━━ GIVEN ENTRIES

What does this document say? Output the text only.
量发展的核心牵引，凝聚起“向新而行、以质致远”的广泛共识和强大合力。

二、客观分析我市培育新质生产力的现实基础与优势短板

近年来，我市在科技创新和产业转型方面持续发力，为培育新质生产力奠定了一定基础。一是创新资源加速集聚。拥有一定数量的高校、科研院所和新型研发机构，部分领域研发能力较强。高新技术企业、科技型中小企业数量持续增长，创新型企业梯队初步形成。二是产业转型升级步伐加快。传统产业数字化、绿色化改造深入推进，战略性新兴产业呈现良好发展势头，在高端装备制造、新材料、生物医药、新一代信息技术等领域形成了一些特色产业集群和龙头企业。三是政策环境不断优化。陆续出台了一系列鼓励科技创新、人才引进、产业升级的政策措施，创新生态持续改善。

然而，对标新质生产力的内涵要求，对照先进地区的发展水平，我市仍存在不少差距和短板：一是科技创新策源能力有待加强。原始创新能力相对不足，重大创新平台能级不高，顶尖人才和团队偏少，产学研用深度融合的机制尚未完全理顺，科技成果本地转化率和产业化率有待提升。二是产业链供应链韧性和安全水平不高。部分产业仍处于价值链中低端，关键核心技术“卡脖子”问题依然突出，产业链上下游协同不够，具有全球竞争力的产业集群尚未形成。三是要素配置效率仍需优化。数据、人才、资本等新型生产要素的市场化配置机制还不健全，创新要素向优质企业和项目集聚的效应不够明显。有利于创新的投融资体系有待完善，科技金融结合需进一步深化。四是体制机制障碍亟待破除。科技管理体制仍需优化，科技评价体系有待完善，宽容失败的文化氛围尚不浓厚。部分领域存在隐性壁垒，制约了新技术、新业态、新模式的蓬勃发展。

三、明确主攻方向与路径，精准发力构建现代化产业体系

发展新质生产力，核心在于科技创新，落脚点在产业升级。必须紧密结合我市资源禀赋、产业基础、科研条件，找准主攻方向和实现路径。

━━━━

■ **REQUIRED WORK**
Reproduce the data shown above exactly.

■ **THE REPLY**
What does this document say? Output the text only.
量发展的核心牵引，凝聚起“向新而行、以质致远”的广泛共识和强大合力。

二、客观分析我市培育新质生产力的现实基础与优势短板

近年来，我市在科技创新和产业转型方面持续发力，为培育新质生产力奠定了一定基础。一是创新资源加速集聚。拥有一定数量的高校、科研院所和新型研发机构，部分领域研发能力较强。高新技术企业、科技型中小企业数量持续增长，创新型企业梯队初步形成。二是产业转型升级步伐加快。传统产业数字化、绿色化改造深入推进，战略性新兴产业呈现良好发展势头，在高端装备制造、新材料、生物医药、新一代信息技术等领域形成了一些特色产业集群和龙头企业。三是政策环境不断优化。陆续出台了一系列鼓励科技创新、人才引进、产业升级的政策措施，创新生态持续改善。

然而，对标新质生产力的内涵要求，对照先进地区的发展水平，我市仍存在不少差距和短板：一是科技创新策源能力有待加强。原始创新能力相对不足，重大创新平台能级不高，顶尖人才和团队偏少，产学研用深度融合的机制尚未完全理顺，科技成果本地转化率和产业化率有待提升。二是产业链供应链韧性和安全水平不高。部分产业仍处于价值链中低端，关键核心技术“卡脖子”问题依然突出，产业链上下游协同不够，具有全球竞争力的产业集群尚未形成。三是要素配置效率仍需优化。数据、人才、资本等新型生产要素的市场化配置机制还不健全，创新要素向优质企业和项目集聚的效应不够明显。有利于创新的投融资体系有待完善，科技金融结合需进一步深化。四是体制机制障碍亟待破除。科技管理体制仍需优化，科技评价体系有待完善，宽容失败的文化氛围尚不浓厚。部分领域存在隐性壁垒，制约了新技术、新业态、新模式的蓬勃发展。

三、明确主攻方向与路径，精准发力构建现代化产业体系

发展新质生产力，核心在于科技创新，落脚点在产业升级。必须紧密结合我市资源禀赋、产业基础、科研条件，找准主攻方向和实现路径。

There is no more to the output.